Items from a figure collection
-------

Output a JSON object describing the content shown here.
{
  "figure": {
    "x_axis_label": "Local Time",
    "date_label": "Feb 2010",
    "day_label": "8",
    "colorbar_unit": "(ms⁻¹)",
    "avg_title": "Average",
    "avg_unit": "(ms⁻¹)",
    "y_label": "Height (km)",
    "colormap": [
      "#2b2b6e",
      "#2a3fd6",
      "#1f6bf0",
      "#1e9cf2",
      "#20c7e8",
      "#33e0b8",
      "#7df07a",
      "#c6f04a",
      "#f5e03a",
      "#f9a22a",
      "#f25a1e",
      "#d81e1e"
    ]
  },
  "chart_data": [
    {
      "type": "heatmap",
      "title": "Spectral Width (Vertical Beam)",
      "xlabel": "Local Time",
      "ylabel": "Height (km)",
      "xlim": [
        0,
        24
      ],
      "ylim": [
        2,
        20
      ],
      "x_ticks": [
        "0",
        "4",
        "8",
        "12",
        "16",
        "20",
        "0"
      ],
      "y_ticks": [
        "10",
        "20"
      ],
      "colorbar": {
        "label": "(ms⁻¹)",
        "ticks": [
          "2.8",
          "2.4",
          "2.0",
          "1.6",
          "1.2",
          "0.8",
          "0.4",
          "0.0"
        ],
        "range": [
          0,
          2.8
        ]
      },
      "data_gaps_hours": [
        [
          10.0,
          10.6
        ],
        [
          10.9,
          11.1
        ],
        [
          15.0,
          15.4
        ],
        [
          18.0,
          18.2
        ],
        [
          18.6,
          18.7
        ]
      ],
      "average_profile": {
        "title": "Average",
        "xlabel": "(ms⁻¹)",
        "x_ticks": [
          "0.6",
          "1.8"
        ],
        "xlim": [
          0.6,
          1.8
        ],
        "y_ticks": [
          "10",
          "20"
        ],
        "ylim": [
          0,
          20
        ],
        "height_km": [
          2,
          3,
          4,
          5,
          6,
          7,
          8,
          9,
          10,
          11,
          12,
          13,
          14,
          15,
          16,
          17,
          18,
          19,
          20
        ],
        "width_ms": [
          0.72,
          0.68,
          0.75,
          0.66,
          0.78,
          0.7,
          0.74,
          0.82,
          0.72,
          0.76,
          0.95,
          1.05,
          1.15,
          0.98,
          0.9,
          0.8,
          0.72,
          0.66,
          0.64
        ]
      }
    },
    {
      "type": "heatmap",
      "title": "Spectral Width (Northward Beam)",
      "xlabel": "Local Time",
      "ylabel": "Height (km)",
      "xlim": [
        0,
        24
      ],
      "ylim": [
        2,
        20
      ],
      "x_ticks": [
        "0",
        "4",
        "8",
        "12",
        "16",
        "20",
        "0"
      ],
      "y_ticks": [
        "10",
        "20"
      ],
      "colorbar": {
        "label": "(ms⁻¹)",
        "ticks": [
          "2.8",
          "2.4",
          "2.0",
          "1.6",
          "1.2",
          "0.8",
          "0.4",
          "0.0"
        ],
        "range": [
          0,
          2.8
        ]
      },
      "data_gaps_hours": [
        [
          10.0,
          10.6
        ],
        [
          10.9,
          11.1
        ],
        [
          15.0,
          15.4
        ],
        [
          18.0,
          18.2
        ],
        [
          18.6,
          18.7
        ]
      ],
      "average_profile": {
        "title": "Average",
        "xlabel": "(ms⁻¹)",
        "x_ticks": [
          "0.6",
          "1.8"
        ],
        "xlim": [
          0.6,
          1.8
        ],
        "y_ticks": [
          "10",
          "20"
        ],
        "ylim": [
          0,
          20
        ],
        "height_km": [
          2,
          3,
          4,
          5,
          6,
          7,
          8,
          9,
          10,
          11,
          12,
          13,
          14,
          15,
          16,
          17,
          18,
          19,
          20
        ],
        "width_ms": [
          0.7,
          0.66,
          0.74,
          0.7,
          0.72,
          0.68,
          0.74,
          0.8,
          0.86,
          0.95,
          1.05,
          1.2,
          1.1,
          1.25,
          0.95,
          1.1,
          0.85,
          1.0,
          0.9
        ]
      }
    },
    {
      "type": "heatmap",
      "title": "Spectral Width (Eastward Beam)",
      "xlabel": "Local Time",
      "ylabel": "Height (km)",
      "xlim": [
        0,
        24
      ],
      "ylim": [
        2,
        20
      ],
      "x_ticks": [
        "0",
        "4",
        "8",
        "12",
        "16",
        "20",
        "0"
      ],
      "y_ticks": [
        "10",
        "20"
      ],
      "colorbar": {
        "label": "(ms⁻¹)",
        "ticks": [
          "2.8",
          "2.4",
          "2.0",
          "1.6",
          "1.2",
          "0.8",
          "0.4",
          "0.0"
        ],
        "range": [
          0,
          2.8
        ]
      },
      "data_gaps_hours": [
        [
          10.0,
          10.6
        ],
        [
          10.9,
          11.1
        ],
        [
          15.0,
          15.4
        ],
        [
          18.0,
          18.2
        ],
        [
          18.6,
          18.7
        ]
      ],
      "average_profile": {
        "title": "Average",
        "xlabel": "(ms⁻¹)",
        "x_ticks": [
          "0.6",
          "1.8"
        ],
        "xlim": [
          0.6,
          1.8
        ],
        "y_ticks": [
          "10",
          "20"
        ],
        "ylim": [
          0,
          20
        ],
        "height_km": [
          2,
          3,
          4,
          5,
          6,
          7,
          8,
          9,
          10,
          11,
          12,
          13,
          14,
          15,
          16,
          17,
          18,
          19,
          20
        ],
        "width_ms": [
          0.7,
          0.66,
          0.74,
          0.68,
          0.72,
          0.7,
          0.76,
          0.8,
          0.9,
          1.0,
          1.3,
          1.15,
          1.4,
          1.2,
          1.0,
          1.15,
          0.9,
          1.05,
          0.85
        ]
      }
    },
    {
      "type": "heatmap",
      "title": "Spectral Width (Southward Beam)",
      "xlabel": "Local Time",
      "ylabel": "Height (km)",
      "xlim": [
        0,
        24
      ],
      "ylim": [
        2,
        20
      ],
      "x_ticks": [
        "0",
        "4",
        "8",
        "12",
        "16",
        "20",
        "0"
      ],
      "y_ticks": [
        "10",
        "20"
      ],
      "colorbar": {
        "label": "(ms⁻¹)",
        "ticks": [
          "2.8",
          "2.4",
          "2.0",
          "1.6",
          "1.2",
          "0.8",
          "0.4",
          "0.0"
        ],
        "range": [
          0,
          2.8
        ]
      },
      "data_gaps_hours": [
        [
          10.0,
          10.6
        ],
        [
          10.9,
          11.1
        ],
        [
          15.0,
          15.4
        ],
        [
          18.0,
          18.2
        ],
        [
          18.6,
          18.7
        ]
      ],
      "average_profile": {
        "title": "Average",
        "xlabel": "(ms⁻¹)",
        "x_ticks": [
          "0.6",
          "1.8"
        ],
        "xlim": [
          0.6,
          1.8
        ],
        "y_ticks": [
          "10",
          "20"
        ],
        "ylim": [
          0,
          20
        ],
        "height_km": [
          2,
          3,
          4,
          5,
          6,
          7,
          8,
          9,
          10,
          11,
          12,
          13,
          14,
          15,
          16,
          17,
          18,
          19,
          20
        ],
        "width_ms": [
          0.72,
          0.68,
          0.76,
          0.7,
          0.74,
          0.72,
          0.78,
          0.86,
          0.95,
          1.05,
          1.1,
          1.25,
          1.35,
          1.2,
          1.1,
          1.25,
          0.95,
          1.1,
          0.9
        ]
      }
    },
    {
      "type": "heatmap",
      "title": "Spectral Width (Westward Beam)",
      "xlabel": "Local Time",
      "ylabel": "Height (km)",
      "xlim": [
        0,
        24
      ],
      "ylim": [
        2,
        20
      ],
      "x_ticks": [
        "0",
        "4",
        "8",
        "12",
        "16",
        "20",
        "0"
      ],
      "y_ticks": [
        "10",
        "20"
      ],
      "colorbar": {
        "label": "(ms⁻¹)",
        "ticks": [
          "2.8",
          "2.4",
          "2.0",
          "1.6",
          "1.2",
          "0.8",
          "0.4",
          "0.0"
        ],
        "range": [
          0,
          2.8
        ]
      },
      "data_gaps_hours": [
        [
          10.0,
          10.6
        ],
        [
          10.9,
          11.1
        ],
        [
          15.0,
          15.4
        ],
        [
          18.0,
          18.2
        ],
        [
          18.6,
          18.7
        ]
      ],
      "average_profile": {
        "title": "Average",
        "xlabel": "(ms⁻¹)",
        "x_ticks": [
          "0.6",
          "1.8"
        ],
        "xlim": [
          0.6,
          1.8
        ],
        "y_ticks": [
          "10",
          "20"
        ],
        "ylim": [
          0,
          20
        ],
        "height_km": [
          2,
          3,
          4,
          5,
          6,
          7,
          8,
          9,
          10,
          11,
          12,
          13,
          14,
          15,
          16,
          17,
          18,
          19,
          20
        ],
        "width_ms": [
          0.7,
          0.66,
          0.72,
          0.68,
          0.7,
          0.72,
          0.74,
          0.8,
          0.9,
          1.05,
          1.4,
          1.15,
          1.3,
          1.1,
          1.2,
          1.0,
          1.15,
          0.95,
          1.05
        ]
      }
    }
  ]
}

-------

Job
Look through the records and count each line that holds "Beam". Write only the total.

Worked solution
5